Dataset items
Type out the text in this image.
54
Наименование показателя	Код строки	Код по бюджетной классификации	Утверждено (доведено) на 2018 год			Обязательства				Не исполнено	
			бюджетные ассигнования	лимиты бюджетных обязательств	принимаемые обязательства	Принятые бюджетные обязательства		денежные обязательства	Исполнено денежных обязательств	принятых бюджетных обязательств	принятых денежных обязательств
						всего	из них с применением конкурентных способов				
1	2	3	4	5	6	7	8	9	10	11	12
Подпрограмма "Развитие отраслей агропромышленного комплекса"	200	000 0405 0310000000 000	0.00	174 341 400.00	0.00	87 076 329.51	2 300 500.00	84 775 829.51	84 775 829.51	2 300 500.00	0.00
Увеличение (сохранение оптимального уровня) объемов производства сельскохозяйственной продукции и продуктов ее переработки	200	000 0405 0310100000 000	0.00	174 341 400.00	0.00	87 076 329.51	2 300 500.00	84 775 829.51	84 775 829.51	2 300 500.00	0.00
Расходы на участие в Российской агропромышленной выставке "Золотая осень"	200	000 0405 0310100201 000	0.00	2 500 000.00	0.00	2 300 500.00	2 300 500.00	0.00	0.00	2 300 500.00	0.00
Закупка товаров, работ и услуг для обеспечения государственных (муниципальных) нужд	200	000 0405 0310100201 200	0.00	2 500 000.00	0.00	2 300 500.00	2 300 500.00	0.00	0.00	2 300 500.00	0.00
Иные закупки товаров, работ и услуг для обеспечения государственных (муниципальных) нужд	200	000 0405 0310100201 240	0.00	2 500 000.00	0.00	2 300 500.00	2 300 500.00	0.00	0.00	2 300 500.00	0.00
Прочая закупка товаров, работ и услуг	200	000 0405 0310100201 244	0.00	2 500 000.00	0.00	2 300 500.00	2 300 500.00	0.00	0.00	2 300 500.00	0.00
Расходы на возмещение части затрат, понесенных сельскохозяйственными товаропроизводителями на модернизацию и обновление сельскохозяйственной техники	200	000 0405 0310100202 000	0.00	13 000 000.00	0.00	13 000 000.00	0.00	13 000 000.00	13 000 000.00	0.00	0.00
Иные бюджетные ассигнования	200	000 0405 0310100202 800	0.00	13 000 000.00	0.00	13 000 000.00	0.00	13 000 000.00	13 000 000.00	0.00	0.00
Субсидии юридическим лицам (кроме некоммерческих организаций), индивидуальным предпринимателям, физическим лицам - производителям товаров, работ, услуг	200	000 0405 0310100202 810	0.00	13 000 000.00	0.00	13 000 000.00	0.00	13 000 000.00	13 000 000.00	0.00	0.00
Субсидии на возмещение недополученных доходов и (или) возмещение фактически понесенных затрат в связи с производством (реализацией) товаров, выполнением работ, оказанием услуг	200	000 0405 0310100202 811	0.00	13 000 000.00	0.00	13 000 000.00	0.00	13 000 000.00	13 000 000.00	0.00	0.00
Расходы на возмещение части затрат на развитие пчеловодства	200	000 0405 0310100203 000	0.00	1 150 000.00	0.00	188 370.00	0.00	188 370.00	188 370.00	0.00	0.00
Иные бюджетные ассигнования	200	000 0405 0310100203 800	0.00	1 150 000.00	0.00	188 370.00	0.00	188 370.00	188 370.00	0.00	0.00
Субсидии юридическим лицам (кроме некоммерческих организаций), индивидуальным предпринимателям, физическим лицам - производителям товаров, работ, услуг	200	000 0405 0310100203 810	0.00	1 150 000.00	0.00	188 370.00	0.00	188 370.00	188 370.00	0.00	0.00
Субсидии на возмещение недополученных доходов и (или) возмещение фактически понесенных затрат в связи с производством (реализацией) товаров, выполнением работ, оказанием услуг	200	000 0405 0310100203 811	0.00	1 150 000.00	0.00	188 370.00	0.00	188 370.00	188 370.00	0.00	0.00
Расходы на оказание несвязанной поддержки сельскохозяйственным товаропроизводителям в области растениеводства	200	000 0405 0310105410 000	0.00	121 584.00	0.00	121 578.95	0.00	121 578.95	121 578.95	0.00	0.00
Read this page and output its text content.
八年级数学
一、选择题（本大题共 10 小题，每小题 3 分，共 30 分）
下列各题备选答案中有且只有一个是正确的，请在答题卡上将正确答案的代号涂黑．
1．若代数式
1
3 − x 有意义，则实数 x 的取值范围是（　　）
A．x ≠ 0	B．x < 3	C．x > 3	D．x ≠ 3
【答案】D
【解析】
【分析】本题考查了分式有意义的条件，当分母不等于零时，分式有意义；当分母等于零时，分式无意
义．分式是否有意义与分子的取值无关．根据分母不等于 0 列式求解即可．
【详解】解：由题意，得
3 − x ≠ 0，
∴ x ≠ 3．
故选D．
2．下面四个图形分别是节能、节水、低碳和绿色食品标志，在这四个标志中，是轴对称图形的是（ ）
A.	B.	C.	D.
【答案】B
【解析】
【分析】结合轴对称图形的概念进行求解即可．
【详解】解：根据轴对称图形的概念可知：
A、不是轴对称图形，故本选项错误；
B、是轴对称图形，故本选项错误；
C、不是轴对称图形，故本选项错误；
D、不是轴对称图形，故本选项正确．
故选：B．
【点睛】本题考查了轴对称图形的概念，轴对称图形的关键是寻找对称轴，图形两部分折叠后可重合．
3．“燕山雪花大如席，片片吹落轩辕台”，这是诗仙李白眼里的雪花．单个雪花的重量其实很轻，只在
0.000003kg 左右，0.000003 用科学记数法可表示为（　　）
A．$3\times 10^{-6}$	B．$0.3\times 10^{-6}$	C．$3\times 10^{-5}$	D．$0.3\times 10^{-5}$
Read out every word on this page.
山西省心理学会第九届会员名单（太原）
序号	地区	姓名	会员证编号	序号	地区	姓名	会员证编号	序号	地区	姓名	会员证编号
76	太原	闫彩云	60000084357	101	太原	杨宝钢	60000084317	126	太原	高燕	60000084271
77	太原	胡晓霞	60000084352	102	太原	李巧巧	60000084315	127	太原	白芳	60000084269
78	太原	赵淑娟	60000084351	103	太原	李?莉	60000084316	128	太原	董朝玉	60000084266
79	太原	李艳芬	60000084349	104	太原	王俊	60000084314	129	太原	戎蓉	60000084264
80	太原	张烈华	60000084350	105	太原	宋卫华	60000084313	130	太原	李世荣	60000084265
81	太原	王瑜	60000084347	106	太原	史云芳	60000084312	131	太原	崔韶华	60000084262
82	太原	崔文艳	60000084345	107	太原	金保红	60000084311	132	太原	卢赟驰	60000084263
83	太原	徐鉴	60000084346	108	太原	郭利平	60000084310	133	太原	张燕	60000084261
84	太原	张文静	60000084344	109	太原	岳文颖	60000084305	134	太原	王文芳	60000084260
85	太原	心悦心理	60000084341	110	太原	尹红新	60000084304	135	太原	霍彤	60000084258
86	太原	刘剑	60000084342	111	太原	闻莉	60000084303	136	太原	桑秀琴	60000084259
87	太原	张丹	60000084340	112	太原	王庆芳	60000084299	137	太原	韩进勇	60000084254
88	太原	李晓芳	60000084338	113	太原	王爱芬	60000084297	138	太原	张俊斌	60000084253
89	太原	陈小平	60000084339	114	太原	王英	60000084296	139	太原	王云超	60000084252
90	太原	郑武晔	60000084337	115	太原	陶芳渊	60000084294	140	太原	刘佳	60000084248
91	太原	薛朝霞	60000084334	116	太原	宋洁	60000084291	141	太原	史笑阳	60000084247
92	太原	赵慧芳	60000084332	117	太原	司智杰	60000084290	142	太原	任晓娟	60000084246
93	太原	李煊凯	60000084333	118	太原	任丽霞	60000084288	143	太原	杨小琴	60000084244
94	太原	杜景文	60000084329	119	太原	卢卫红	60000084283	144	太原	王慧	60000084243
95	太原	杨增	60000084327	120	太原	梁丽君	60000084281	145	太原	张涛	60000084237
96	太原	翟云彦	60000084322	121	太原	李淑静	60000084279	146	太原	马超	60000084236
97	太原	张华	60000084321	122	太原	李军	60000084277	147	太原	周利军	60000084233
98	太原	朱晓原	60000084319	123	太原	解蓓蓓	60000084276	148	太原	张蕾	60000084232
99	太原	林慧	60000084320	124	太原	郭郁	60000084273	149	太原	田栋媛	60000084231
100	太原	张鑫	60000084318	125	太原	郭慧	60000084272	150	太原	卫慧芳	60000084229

◆ Requirement ◆
Lines containing "Read" are to be counted. State the total and add nothing.

◆ Solved problem ◆
2